:: Exercise aim ::
Make an exact copy of all the material below, apart from the pictures.

==== Task input

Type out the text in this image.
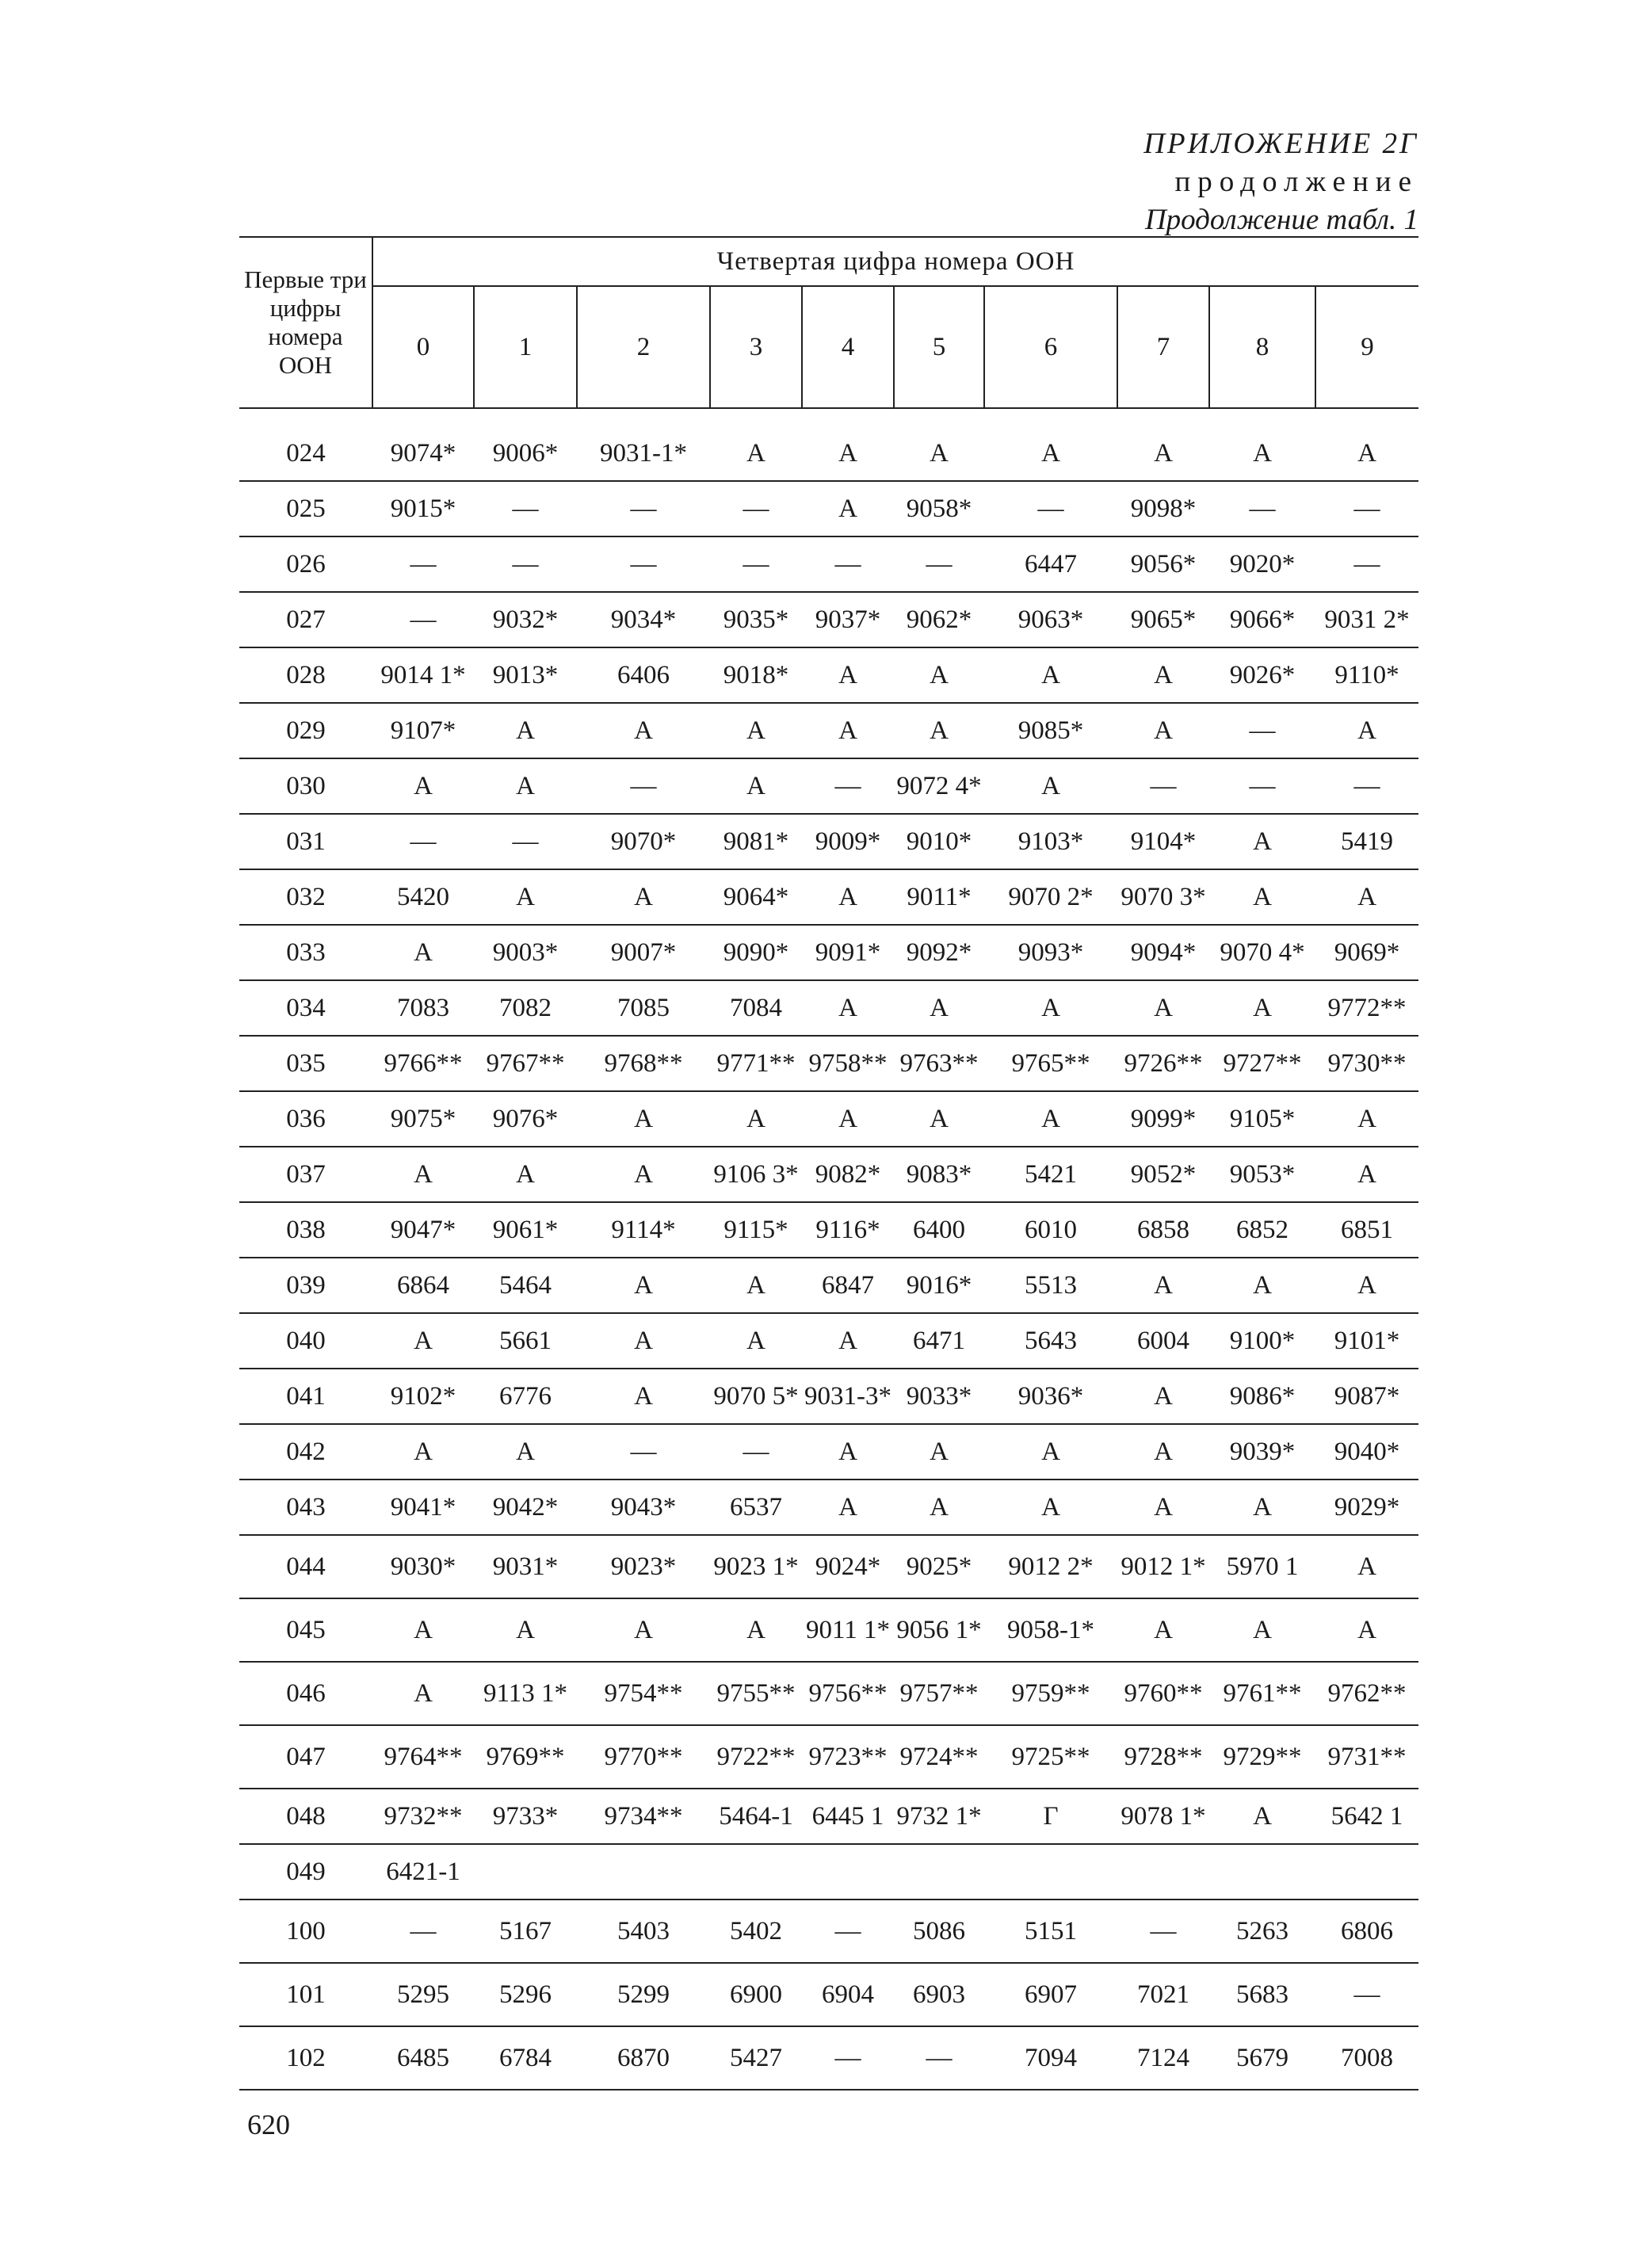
ПРИЛОЖЕНИЕ 2Г
продолжение
Продолжение табл. 1
Первые три цифры номера ООН	Четвертая цифра номера ООН									
	0	1	2	3	4	5	6	7	8	9

024	9074*	9006*	9031-1*	A	A	A	A	A	A	A
025	9015*	—	—	—	A	9058*	—	9098*	—	—
026	—	—	—	—	—	—	6447	9056*	9020*	—
027	—	9032*	9034*	9035*	9037*	9062*	9063*	9065*	9066*	9031 2*
028	9014 1*	9013*	6406	9018*	A	A	A	A	9026*	9110*
029	9107*	A	A	A	A	A	9085*	A	—	A
030	A	A	—	A	—	9072 4*	A	—	—	—
031	—	—	9070*	9081*	9009*	9010*	9103*	9104*	A	5419
032	5420	A	A	9064*	A	9011*	9070 2*	9070 3*	A	A
033	A	9003*	9007*	9090*	9091*	9092*	9093*	9094*	9070 4*	9069*
034	7083	7082	7085	7084	A	A	A	A	A	9772**
035	9766**	9767**	9768**	9771**	9758**	9763**	9765**	9726**	9727**	9730**
036	9075*	9076*	A	A	A	A	A	9099*	9105*	A
037	A	A	A	9106 3*	9082*	9083*	5421	9052*	9053*	A
038	9047*	9061*	9114*	9115*	9116*	6400	6010	6858	6852	6851
039	6864	5464	A	A	6847	9016*	5513	A	A	A
040	A	5661	A	A	A	6471	5643	6004	9100*	9101*
041	9102*	6776	A	9070 5*	9031-3*	9033*	9036*	A	9086*	9087*
042	A	A	—	—	A	A	A	A	9039*	9040*
043	9041*	9042*	9043*	6537	A	A	A	A	A	9029*
044	9030*	9031*	9023*	9023 1*	9024*	9025*	9012 2*	9012 1*	5970 1	A
045	A	A	A	A	9011 1*	9056 1*	9058-1*	A	A	A
046	A	9113 1*	9754**	9755**	9756**	9757**	9759**	9760**	9761**	9762**
047	9764**	9769**	9770**	9722**	9723**	9724**	9725**	9728**	9729**	9731**
048	9732**	9733*	9734**	5464-1	6445 1	9732 1*	Г	9078 1*	A	5642 1
049	6421-1									
100	—	5167	5403	5402	—	5086	5151	—	5263	6806
101	5295	5296	5299	6900	6904	6903	6907	7021	5683	—
102	6485	6784	6870	5427	—	—	7094	7124	5679	7008
620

========

:: Response to this exercise ::
Type out the text in this image.
ПРИЛОЖЕНИЕ 2Г
продолжение
Продолжение табл. 1
Первые три цифры номера ООН	Четвертая цифра номера ООН									
	0	1	2	3	4	5	6	7	8	9

024	9074*	9006*	9031-1*	A	A	A	A	A	A	A
025	9015*	—	—	—	A	9058*	—	9098*	—	—
026	—	—	—	—	—	—	6447	9056*	9020*	—
027	—	9032*	9034*	9035*	9037*	9062*	9063*	9065*	9066*	9031 2*
028	9014 1*	9013*	6406	9018*	A	A	A	A	9026*	9110*
029	9107*	A	A	A	A	A	9085*	A	—	A
030	A	A	—	A	—	9072 4*	A	—	—	—
031	—	—	9070*	9081*	9009*	9010*	9103*	9104*	A	5419
032	5420	A	A	9064*	A	9011*	9070 2*	9070 3*	A	A
033	A	9003*	9007*	9090*	9091*	9092*	9093*	9094*	9070 4*	9069*
034	7083	7082	7085	7084	A	A	A	A	A	9772**
035	9766**	9767**	9768**	9771**	9758**	9763**	9765**	9726**	9727**	9730**
036	9075*	9076*	A	A	A	A	A	9099*	9105*	A
037	A	A	A	9106 3*	9082*	9083*	5421	9052*	9053*	A
038	9047*	9061*	9114*	9115*	9116*	6400	6010	6858	6852	6851
039	6864	5464	A	A	6847	9016*	5513	A	A	A
040	A	5661	A	A	A	6471	5643	6004	9100*	9101*
041	9102*	6776	A	9070 5*	9031-3*	9033*	9036*	A	9086*	9087*
042	A	A	—	—	A	A	A	A	9039*	9040*
043	9041*	9042*	9043*	6537	A	A	A	A	A	9029*
044	9030*	9031*	9023*	9023 1*	9024*	9025*	9012 2*	9012 1*	5970 1	A
045	A	A	A	A	9011 1*	9056 1*	9058-1*	A	A	A
046	A	9113 1*	9754**	9755**	9756**	9757**	9759**	9760**	9761**	9762**
047	9764**	9769**	9770**	9722**	9723**	9724**	9725**	9728**	9729**	9731**
048	9732**	9733*	9734**	5464-1	6445 1	9732 1*	Г	9078 1*	A	5642 1
049	6421-1									
100	—	5167	5403	5402	—	5086	5151	—	5263	6806
101	5295	5296	5299	6900	6904	6903	6907	7021	5683	—
102	6485	6784	6870	5427	—	—	7094	7124	5679	7008
620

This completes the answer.